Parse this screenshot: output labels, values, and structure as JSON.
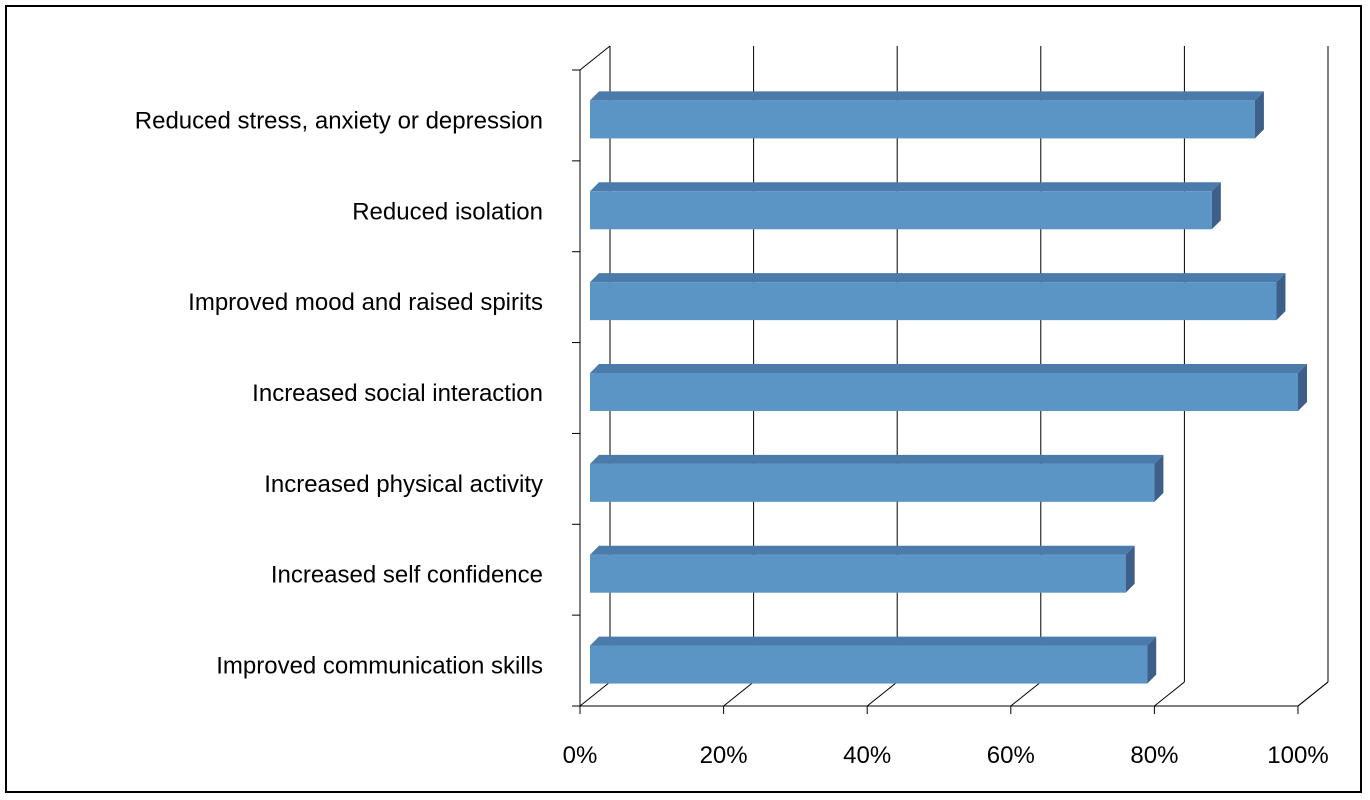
{
  "chart_data": {
    "type": "bar",
    "orientation": "horizontal",
    "style": "3d",
    "categories": [
      "Reduced stress, anxiety or depression",
      "Reduced isolation",
      "Improved mood and raised spirits",
      "Increased social interaction",
      "Increased physical activity",
      "Increased self confidence",
      "Improved communication skills"
    ],
    "values": [
      94,
      88,
      97,
      100,
      80,
      76,
      79
    ],
    "xlim": [
      0,
      100
    ],
    "xticks": [
      "0%",
      "20%",
      "40%",
      "60%",
      "80%",
      "100%"
    ],
    "grid": "vertical",
    "legend": "none",
    "colors": {
      "bar_front": "#5b95c5",
      "bar_top": "#4a7bab",
      "bar_side": "#3e5f8a",
      "axis": "#000000",
      "frame": "#000000"
    }
  }
}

*****

**Direction**
Show every line from the entries above in which "Increased" appears.

**Correct result**
      "Increased social interaction",
      "Increased physical activity",
      "Increased self confidence",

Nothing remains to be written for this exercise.